> Dataset entries

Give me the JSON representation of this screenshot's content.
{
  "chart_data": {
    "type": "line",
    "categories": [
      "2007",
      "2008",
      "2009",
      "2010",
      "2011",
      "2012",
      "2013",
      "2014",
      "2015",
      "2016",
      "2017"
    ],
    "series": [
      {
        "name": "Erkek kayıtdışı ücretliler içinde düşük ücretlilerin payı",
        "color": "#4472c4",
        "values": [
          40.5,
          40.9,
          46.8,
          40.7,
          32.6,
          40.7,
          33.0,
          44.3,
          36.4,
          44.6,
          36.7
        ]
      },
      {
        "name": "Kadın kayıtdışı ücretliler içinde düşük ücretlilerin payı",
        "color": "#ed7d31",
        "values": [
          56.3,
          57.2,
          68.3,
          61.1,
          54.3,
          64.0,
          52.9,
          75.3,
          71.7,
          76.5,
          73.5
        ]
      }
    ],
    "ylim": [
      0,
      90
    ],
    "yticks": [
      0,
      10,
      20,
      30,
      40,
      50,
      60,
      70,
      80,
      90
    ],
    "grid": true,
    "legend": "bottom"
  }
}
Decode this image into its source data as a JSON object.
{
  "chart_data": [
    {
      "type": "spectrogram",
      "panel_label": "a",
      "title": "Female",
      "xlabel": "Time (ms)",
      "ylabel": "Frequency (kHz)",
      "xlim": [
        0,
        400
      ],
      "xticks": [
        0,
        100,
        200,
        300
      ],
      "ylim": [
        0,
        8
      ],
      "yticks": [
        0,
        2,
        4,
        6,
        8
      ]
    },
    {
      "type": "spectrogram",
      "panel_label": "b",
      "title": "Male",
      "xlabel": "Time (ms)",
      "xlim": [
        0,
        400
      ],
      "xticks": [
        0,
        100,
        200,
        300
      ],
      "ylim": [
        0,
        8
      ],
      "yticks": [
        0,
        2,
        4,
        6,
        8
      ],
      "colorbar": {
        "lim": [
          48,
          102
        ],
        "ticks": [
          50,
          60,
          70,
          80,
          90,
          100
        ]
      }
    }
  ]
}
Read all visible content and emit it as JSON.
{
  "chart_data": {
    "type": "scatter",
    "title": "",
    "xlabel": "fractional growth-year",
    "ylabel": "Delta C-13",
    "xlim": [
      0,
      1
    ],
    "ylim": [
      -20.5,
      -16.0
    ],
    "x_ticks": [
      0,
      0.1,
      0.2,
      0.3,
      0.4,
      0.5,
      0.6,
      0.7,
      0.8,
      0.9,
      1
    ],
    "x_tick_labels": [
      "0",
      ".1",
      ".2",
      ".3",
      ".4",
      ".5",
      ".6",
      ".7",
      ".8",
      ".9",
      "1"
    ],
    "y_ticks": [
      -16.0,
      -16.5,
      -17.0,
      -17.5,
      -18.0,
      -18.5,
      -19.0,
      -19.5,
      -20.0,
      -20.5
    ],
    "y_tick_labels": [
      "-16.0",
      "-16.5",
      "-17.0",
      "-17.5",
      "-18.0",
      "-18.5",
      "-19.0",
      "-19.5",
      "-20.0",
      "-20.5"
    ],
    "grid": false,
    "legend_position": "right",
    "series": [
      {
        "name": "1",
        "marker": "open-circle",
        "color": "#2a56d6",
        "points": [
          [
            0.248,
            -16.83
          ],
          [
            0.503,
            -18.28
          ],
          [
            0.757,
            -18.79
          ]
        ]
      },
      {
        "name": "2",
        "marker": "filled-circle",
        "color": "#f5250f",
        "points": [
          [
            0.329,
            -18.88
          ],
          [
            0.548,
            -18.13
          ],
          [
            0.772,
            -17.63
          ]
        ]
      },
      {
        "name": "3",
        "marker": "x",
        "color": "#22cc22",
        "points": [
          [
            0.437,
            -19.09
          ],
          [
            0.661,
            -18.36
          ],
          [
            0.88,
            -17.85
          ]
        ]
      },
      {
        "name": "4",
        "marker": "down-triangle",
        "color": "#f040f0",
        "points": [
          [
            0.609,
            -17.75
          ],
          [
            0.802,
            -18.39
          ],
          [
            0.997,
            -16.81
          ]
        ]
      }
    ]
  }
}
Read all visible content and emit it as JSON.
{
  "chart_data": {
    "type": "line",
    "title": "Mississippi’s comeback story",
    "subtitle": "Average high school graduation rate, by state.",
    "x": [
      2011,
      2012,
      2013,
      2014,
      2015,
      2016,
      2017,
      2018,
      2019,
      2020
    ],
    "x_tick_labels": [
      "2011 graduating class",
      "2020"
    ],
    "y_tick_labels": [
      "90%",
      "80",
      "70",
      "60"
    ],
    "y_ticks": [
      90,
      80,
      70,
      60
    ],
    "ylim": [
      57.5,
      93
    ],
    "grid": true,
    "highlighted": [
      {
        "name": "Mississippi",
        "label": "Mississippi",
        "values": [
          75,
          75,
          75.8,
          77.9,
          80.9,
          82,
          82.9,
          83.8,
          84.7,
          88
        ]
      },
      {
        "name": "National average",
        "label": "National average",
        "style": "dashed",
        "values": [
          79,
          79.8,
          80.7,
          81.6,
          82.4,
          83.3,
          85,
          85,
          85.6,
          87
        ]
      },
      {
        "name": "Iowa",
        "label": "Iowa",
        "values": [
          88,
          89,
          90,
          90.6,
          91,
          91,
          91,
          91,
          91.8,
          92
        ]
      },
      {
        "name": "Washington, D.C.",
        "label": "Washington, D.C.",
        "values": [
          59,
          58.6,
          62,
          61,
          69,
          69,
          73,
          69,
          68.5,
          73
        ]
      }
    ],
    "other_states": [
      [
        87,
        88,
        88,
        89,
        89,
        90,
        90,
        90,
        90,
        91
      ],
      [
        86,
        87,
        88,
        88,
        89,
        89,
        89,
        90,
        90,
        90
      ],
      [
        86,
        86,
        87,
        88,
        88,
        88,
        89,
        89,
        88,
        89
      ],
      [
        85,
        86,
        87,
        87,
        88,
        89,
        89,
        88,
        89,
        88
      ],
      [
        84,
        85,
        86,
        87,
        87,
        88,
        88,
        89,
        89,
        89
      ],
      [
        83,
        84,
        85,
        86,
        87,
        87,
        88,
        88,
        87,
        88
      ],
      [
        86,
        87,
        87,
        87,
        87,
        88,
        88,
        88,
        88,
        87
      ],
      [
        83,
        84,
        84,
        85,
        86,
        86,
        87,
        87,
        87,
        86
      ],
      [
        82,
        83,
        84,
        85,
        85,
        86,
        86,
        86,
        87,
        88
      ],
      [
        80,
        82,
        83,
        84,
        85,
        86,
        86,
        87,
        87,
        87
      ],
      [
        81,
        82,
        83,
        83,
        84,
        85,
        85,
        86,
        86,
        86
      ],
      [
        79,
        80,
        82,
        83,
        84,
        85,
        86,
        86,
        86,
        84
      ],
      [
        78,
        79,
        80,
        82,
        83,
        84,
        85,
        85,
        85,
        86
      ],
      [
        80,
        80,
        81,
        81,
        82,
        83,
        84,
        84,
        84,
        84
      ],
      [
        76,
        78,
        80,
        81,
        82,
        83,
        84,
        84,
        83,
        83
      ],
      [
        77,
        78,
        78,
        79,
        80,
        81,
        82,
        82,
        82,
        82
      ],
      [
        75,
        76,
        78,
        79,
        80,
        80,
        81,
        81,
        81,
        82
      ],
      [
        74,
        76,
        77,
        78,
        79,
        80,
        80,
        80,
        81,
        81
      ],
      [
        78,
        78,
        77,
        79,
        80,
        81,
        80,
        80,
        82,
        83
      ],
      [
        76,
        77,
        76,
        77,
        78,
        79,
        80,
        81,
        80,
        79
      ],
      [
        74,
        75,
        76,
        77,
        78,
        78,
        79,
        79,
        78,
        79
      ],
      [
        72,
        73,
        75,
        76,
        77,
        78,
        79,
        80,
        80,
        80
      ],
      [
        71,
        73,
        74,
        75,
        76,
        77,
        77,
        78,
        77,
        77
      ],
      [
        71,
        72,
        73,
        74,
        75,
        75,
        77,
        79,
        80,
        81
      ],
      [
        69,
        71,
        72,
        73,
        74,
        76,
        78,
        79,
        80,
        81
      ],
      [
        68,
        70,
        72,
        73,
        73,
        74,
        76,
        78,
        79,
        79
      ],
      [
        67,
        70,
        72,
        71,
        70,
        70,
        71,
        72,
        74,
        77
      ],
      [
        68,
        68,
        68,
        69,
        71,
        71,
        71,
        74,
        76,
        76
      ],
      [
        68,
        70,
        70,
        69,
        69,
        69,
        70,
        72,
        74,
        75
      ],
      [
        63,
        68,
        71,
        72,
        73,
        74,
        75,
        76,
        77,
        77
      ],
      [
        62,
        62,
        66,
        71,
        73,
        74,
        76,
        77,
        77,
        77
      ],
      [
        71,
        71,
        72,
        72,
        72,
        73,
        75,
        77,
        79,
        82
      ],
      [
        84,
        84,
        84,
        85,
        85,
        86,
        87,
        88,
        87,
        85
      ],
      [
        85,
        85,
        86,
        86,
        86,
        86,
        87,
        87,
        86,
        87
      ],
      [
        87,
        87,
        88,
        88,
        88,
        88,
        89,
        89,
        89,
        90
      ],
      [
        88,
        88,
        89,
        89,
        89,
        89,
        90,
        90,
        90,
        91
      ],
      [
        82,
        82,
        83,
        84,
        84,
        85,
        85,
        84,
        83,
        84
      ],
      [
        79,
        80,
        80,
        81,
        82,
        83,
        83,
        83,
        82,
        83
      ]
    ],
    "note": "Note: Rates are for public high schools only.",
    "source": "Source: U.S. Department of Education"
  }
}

> Given exercise
Give the number of lines in the records above that contain the word "Washington". Reply with that number alone.

> Solution to this exercise
2